▸ What to produce
Copy out all lines in the data below containing the string "Next".

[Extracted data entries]
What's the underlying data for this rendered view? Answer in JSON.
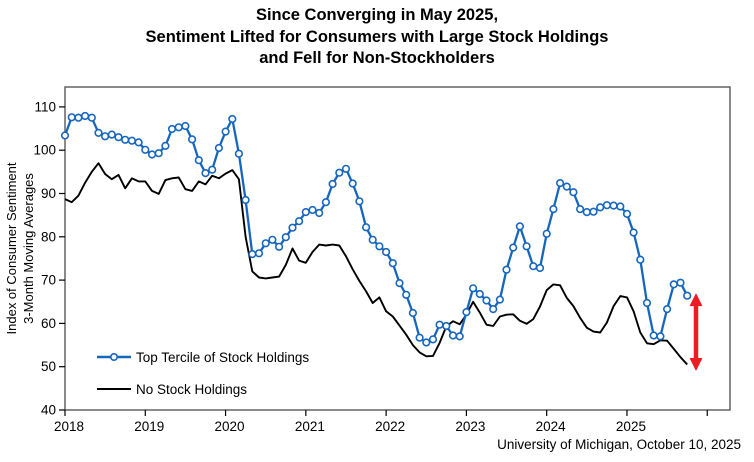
{
  "title": {
    "lines": [
      "Since Converging in May 2025,",
      "Sentiment Lifted for Consumers with Large Stock Holdings",
      "and Fell for Non-Stockholders"
    ]
  },
  "source": "University of Michigan, October 10, 2025",
  "chart_data": {
    "type": "line",
    "title": "Since Converging in May 2025, Sentiment Lifted for Consumers with Large Stock Holdings and Fell for Non-Stockholders",
    "ylabel_line1": "Index of Consumer Sentiment",
    "ylabel_line2": "3-Month Moving Averages",
    "ylim": [
      40,
      110
    ],
    "ytick_step": 10,
    "x_year_ticks": [
      2018,
      2019,
      2020,
      2021,
      2022,
      2023,
      2024,
      2025
    ],
    "x_start_month": "2018-01",
    "x_frequency": "monthly",
    "grid": false,
    "legend_position": "lower-left-inside",
    "series": [
      {
        "name": "No Stock Holdings",
        "color": "#000000",
        "marker": "none",
        "values": [
          88.7,
          88.0,
          89.5,
          92.5,
          95.0,
          97.0,
          94.5,
          93.3,
          94.3,
          91.2,
          93.5,
          92.8,
          92.8,
          90.6,
          89.9,
          93.1,
          93.5,
          93.7,
          91.0,
          90.6,
          92.8,
          92.1,
          94.1,
          93.5,
          94.6,
          95.4,
          93.3,
          80.0,
          72.0,
          70.6,
          70.4,
          70.6,
          70.8,
          73.5,
          77.3,
          74.5,
          74.0,
          76.5,
          78.2,
          78.0,
          78.2,
          78.0,
          75.5,
          72.5,
          69.8,
          67.4,
          64.7,
          66.0,
          62.8,
          61.6,
          59.5,
          57.4,
          55.0,
          53.3,
          52.4,
          52.5,
          55.5,
          59.3,
          60.5,
          59.8,
          62.0,
          65.0,
          62.5,
          59.7,
          59.4,
          61.6,
          62.0,
          62.1,
          60.6,
          59.9,
          61.0,
          63.9,
          67.7,
          69.0,
          68.8,
          65.9,
          64.0,
          61.3,
          59.0,
          58.1,
          57.9,
          60.2,
          64.0,
          66.3,
          66.0,
          62.8,
          57.9,
          55.4,
          55.2,
          56.1,
          56.0,
          54.1,
          52.2,
          50.5
        ]
      },
      {
        "name": "Top Tercile of Stock Holdings",
        "color": "#1766be",
        "marker": "circle",
        "values": [
          103.4,
          107.6,
          107.5,
          107.9,
          107.5,
          104.0,
          103.2,
          103.6,
          103.0,
          102.4,
          102.2,
          101.8,
          100.1,
          99.0,
          99.3,
          101.0,
          104.9,
          105.3,
          105.6,
          102.5,
          97.7,
          94.7,
          95.5,
          100.5,
          104.3,
          107.2,
          99.2,
          88.5,
          76.0,
          76.2,
          78.5,
          79.3,
          77.7,
          79.9,
          82.1,
          83.6,
          85.7,
          86.2,
          85.5,
          88.0,
          92.2,
          94.8,
          95.7,
          92.3,
          88.2,
          82.2,
          79.3,
          77.8,
          76.5,
          73.9,
          69.3,
          66.6,
          62.4,
          56.7,
          55.6,
          56.3,
          59.7,
          59.4,
          57.2,
          57.0,
          62.6,
          68.1,
          66.8,
          65.3,
          63.3,
          65.5,
          72.4,
          77.5,
          82.4,
          77.8,
          73.2,
          72.8,
          80.7,
          86.4,
          92.4,
          91.6,
          90.3,
          86.4,
          85.7,
          85.8,
          86.8,
          87.3,
          87.2,
          87.0,
          85.3,
          81.0,
          74.7,
          64.7,
          57.2,
          57.0,
          63.3,
          69.0,
          69.4,
          66.4
        ]
      }
    ],
    "annotation_arrow": {
      "type": "vertical-double-arrow",
      "color": "#ec1c24",
      "from_value": 67.0,
      "to_value": 49.0,
      "position": "right-of-last-data-point"
    }
  }
}
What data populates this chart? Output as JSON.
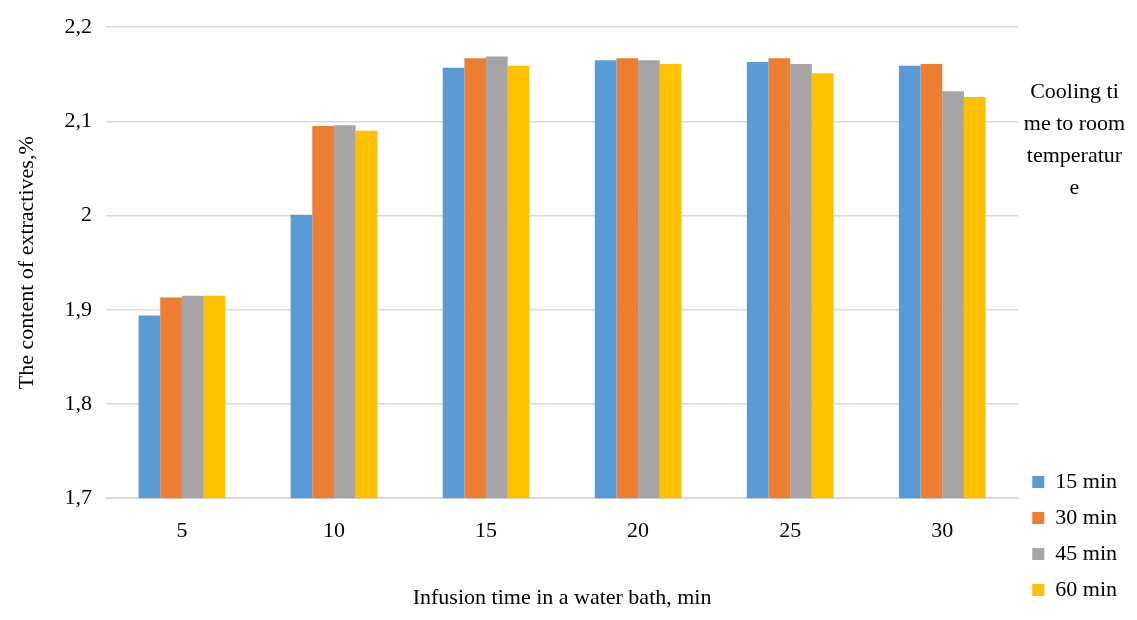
{
  "chart_data": {
    "type": "bar",
    "xlabel": "Infusion time in a water bath, min",
    "ylabel": "The content of extractives,%",
    "legend_title": "Cooling time to room temperature",
    "legend": "right",
    "categories": [
      "5",
      "10",
      "15",
      "20",
      "25",
      "30"
    ],
    "series": [
      {
        "name": "15 min",
        "color": "#5b9bd5",
        "values": [
          1.894,
          2.001,
          2.157,
          2.165,
          2.163,
          2.159
        ]
      },
      {
        "name": "30 min",
        "color": "#ed7d31",
        "values": [
          1.913,
          2.095,
          2.167,
          2.167,
          2.167,
          2.161
        ]
      },
      {
        "name": "45 min",
        "color": "#a5a5a5",
        "values": [
          1.915,
          2.096,
          2.169,
          2.165,
          2.161,
          2.132
        ]
      },
      {
        "name": "60 min",
        "color": "#ffc000",
        "values": [
          1.915,
          2.09,
          2.159,
          2.161,
          2.151,
          2.126
        ]
      }
    ],
    "ylim": [
      1.7,
      2.2
    ],
    "yticks": [
      {
        "value": 1.7,
        "label": "1,7"
      },
      {
        "value": 1.8,
        "label": "1,8"
      },
      {
        "value": 1.9,
        "label": "1,9"
      },
      2,
      {
        "value": 2.1,
        "label": "2,1"
      },
      {
        "value": 2.2,
        "label": "2,2"
      }
    ],
    "grid": "y"
  }
}
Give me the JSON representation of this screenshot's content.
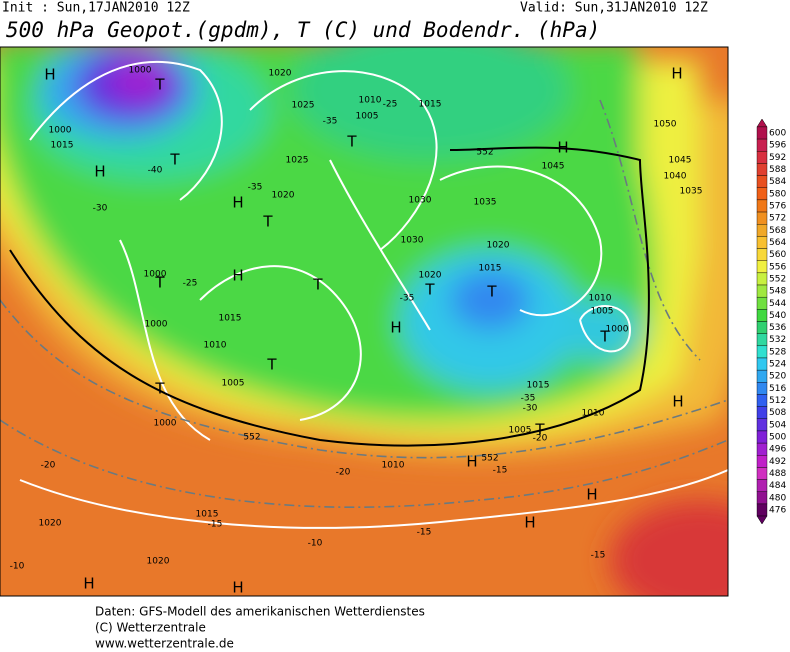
{
  "header": {
    "init": "Init : Sun,17JAN2010 12Z",
    "valid": "Valid: Sun,31JAN2010 12Z",
    "title": "500 hPa Geopot.(gpdm), T (C) und Bodendr. (hPa)"
  },
  "footer": {
    "lines": [
      "Daten: GFS-Modell des amerikanischen Wetterdienstes",
      "(C) Wetterzentrale",
      "www.wetterzentrale.de"
    ]
  },
  "colorbar": {
    "labels": [
      "600",
      "596",
      "592",
      "588",
      "584",
      "580",
      "576",
      "572",
      "568",
      "564",
      "560",
      "556",
      "552",
      "548",
      "544",
      "540",
      "536",
      "532",
      "528",
      "524",
      "520",
      "516",
      "512",
      "508",
      "504",
      "500",
      "496",
      "492",
      "488",
      "484",
      "480",
      "476"
    ],
    "colors": [
      "#b0104c",
      "#c82050",
      "#d83040",
      "#e04030",
      "#e85020",
      "#f06018",
      "#f07818",
      "#f09020",
      "#f0a828",
      "#f8c030",
      "#f8d838",
      "#f0f040",
      "#c8f040",
      "#a0e840",
      "#70e040",
      "#40d840",
      "#30d070",
      "#30d8a0",
      "#30e0d0",
      "#30c8f0",
      "#30a8f0",
      "#3088f0",
      "#3060f0",
      "#4040e8",
      "#6030e0",
      "#8020d8",
      "#a020d0",
      "#c020c8",
      "#d030c0",
      "#b020b0",
      "#901090",
      "#600060"
    ]
  },
  "map_labels": [
    "H",
    "T",
    "1000",
    "1000",
    "1015",
    "H",
    "T",
    "-40",
    "1025",
    "1020",
    "1010",
    "1005",
    "1015",
    "-30",
    "-25",
    "-35",
    "T",
    "H",
    "T",
    "1030",
    "1035",
    "1045",
    "H",
    "-35",
    "H",
    "1050",
    "1045",
    "1040",
    "1035",
    "1020",
    "1025",
    "1030",
    "1020",
    "1015",
    "-35",
    "T",
    "1020",
    "1005",
    "1000",
    "T",
    "T",
    "1000",
    "-25",
    "T",
    "1015",
    "1010",
    "1005",
    "1000",
    "T",
    "T",
    "H",
    "1005",
    "1010",
    "1010",
    "1015",
    "-35",
    "-30",
    "T",
    "1010",
    "-20",
    "-20",
    "-20",
    "H",
    "-15",
    "H",
    "H",
    "H",
    "-15",
    "1020",
    "-10",
    "1020",
    "H",
    "-10",
    "H",
    "-15",
    "-15",
    "1000",
    "1015",
    "T",
    "H",
    "552",
    "552",
    "552"
  ]
}
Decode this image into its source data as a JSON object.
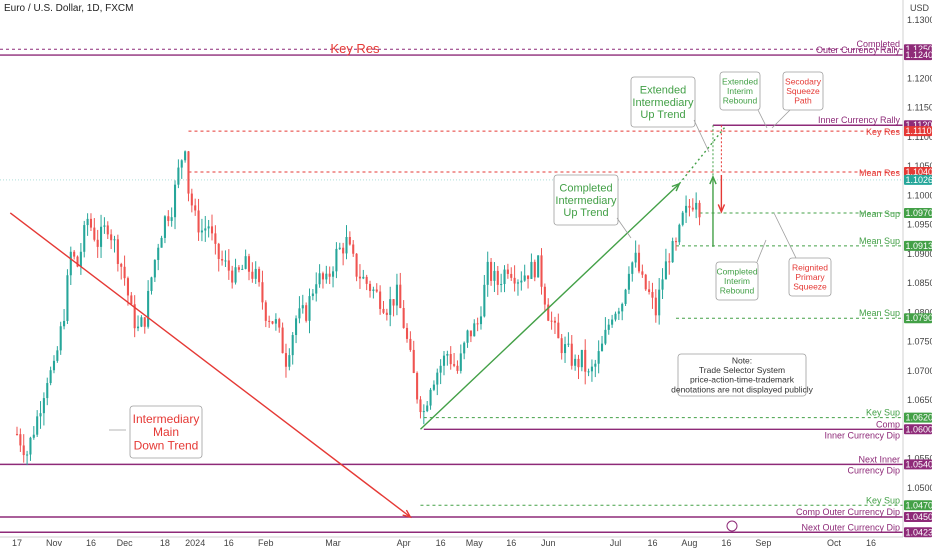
{
  "chart_data": {
    "type": "candlestick",
    "title": "Euro / U.S. Dollar, 1D, FXCM",
    "currency_label": "USD",
    "ylim": [
      1.0425,
      1.1325
    ],
    "y_ticks": [
      "1.13000",
      "1.12500",
      "1.12000",
      "1.11500",
      "1.11000",
      "1.10500",
      "1.10000",
      "1.09500",
      "1.09000",
      "1.08500",
      "1.08000",
      "1.07500",
      "1.07000",
      "1.06500",
      "1.06000",
      "1.05500",
      "1.05000",
      "1.04500"
    ],
    "x_ticks": [
      {
        "label": "17",
        "pos": 0.0
      },
      {
        "label": "Nov",
        "pos": 11.0
      },
      {
        "label": "16",
        "pos": 22.0
      },
      {
        "label": "Dec",
        "pos": 32.0
      },
      {
        "label": "18",
        "pos": 44.0
      },
      {
        "label": "2024",
        "pos": 53.0
      },
      {
        "label": "16",
        "pos": 63.0
      },
      {
        "label": "Feb",
        "pos": 74.0
      },
      {
        "label": "Mar",
        "pos": 94.0
      },
      {
        "label": "Apr",
        "pos": 115.0
      },
      {
        "label": "16",
        "pos": 126.0
      },
      {
        "label": "May",
        "pos": 136.0
      },
      {
        "label": "16",
        "pos": 147.0
      },
      {
        "label": "Jun",
        "pos": 158.0
      },
      {
        "label": "Jul",
        "pos": 178.0
      },
      {
        "label": "16",
        "pos": 189.0
      },
      {
        "label": "Aug",
        "pos": 200.0
      },
      {
        "label": "16",
        "pos": 211.0
      },
      {
        "label": "Sep",
        "pos": 222.0
      },
      {
        "label": "Oct",
        "pos": 243.0
      },
      {
        "label": "16",
        "pos": 254.0
      }
    ],
    "bullish_color": "#26a69a",
    "bearish_color": "#ef5350",
    "ohlc_anchor_points": [
      [
        0,
        1.0592
      ],
      [
        3,
        1.056
      ],
      [
        6,
        1.062
      ],
      [
        9,
        1.069
      ],
      [
        11,
        1.07
      ],
      [
        14,
        1.08
      ],
      [
        16,
        1.09
      ],
      [
        18,
        1.088
      ],
      [
        21,
        1.096
      ],
      [
        24,
        1.092
      ],
      [
        27,
        1.095
      ],
      [
        30,
        1.09
      ],
      [
        32,
        1.086
      ],
      [
        34,
        1.08
      ],
      [
        36,
        1.077
      ],
      [
        38,
        1.079
      ],
      [
        40,
        1.086
      ],
      [
        42,
        1.092
      ],
      [
        44,
        1.096
      ],
      [
        46,
        1.098
      ],
      [
        48,
        1.104
      ],
      [
        50,
        1.109
      ],
      [
        51,
        1.101
      ],
      [
        53,
        1.096
      ],
      [
        55,
        1.094
      ],
      [
        57,
        1.095
      ],
      [
        59,
        1.09
      ],
      [
        62,
        1.088
      ],
      [
        65,
        1.086
      ],
      [
        68,
        1.088
      ],
      [
        71,
        1.086
      ],
      [
        74,
        1.08
      ],
      [
        77,
        1.078
      ],
      [
        80,
        1.072
      ],
      [
        83,
        1.079
      ],
      [
        86,
        1.08
      ],
      [
        89,
        1.086
      ],
      [
        92,
        1.085
      ],
      [
        95,
        1.09
      ],
      [
        98,
        1.092
      ],
      [
        101,
        1.087
      ],
      [
        104,
        1.085
      ],
      [
        107,
        1.083
      ],
      [
        110,
        1.081
      ],
      [
        113,
        1.083
      ],
      [
        115,
        1.078
      ],
      [
        117,
        1.072
      ],
      [
        119,
        1.066
      ],
      [
        121,
        1.063
      ],
      [
        123,
        1.068
      ],
      [
        125,
        1.07
      ],
      [
        128,
        1.073
      ],
      [
        131,
        1.07
      ],
      [
        134,
        1.076
      ],
      [
        137,
        1.078
      ],
      [
        140,
        1.087
      ],
      [
        143,
        1.085
      ],
      [
        146,
        1.088
      ],
      [
        149,
        1.086
      ],
      [
        152,
        1.087
      ],
      [
        155,
        1.088
      ],
      [
        158,
        1.08
      ],
      [
        161,
        1.075
      ],
      [
        164,
        1.073
      ],
      [
        166,
        1.071
      ],
      [
        168,
        1.072
      ],
      [
        170,
        1.069
      ],
      [
        172,
        1.071
      ],
      [
        174,
        1.074
      ],
      [
        177,
        1.08
      ],
      [
        180,
        1.082
      ],
      [
        182,
        1.088
      ],
      [
        184,
        1.089
      ],
      [
        186,
        1.085
      ],
      [
        188,
        1.083
      ],
      [
        190,
        1.08
      ],
      [
        192,
        1.086
      ],
      [
        194,
        1.09
      ],
      [
        196,
        1.091
      ],
      [
        198,
        1.096
      ],
      [
        200,
        1.098
      ],
      [
        202,
        1.1
      ],
      [
        203,
        1.098
      ]
    ],
    "horizontal_levels": [
      {
        "price": 1.125,
        "label": "Completed",
        "tag": "1.12500",
        "color": "#8e2a78",
        "style": "dashed",
        "label_color": "#8e2a78"
      },
      {
        "price": 1.124,
        "label": "Outer Currency Rally",
        "tag": "1.12400",
        "color": "#8e2a78",
        "style": "solid",
        "label_color": "#8e2a78"
      },
      {
        "price": 1.112,
        "label": "Inner Currency Rally",
        "tag": "1.11200",
        "color": "#8e2a78",
        "style": "solid",
        "label_color": "#8e2a78"
      },
      {
        "price": 1.111,
        "label": "Key Res",
        "tag": "1.11100",
        "color": "#e53935",
        "style": "dashed",
        "label_color": "#e53935"
      },
      {
        "price": 1.104,
        "label": "Mean Res",
        "tag": "1.10400",
        "color": "#e53935",
        "style": "dashed",
        "label_color": "#e53935"
      },
      {
        "price": 1.10265,
        "label": "",
        "tag": "1.10265",
        "color": "#26a69a",
        "style": "none",
        "label_color": "#26a69a"
      },
      {
        "price": 1.097,
        "label": "Mean Sup",
        "tag": "1.09700",
        "color": "#43a047",
        "style": "dashed",
        "label_color": "#43a047"
      },
      {
        "price": 1.09137,
        "label": "Mean Sup",
        "tag": "1.09137",
        "color": "#43a047",
        "style": "dashed",
        "label_color": "#43a047"
      },
      {
        "price": 1.079,
        "label": "Mean Sup",
        "tag": "1.07900",
        "color": "#43a047",
        "style": "dashed",
        "label_color": "#43a047"
      },
      {
        "price": 1.062,
        "label": "Key Sup",
        "tag": "1.06200",
        "color": "#43a047",
        "style": "dashed",
        "label_color": "#43a047"
      },
      {
        "price": 1.06,
        "label": "Comp\nInner Currency Dip",
        "tag": "1.06000",
        "color": "#8e2a78",
        "style": "solid",
        "label_color": "#8e2a78"
      },
      {
        "price": 1.054,
        "label": "Next Inner\nCurrency Dip",
        "tag": "1.05400",
        "color": "#8e2a78",
        "style": "solid",
        "label_color": "#8e2a78"
      },
      {
        "price": 1.047,
        "label": "Key Sup",
        "tag": "1.04700",
        "color": "#43a047",
        "style": "dashed",
        "label_color": "#43a047"
      },
      {
        "price": 1.045,
        "label": "Comp Outer Currency Dip",
        "tag": "1.04500",
        "color": "#8e2a78",
        "style": "solid",
        "label_color": "#8e2a78"
      },
      {
        "price": 1.04239,
        "label": "Next Outer Currency Dip",
        "tag": "1.04239",
        "color": "#8e2a78",
        "style": "solid",
        "label_color": "#8e2a78"
      }
    ],
    "key_res_left": {
      "text": "Key Res",
      "price": 1.125
    },
    "annotations": [
      {
        "text": "Intermediary\nMain\nDown Trend",
        "color": "#e53935"
      },
      {
        "text": "Completed\nIntermediary\nUp Trend",
        "color": "#43a047"
      },
      {
        "text": "Extended\nIntermediary\nUp Trend",
        "color": "#43a047"
      },
      {
        "text": "Extended\nInterim\nRebound",
        "color": "#43a047"
      },
      {
        "text": "Secodary\nSqueeze\nPath",
        "color": "#e53935"
      },
      {
        "text": "Completed\nInterim\nRebound",
        "color": "#43a047"
      },
      {
        "text": "Reignited\nPrimary\nSqueeze",
        "color": "#e53935"
      },
      {
        "text": "Note:\nTrade Selector System\nprice-action-time-trademark\ndenotations are not displayed publicly",
        "color": "#333333"
      }
    ],
    "trend_lines": [
      {
        "name": "down-trend",
        "from": [
          -2,
          1.097
        ],
        "to": [
          117,
          1.045
        ],
        "color": "#e53935"
      },
      {
        "name": "up-trend",
        "from": [
          120,
          1.06
        ],
        "to": [
          197,
          1.102
        ],
        "color": "#43a047"
      },
      {
        "name": "extended-up-trend",
        "from": [
          197,
          1.102
        ],
        "to": [
          211,
          1.112
        ],
        "color": "#43a047"
      }
    ]
  }
}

▸ Output for this exercise
        "label": "Next Inner\nCurrency Dip",
        "label": "Next Outer Currency Dip",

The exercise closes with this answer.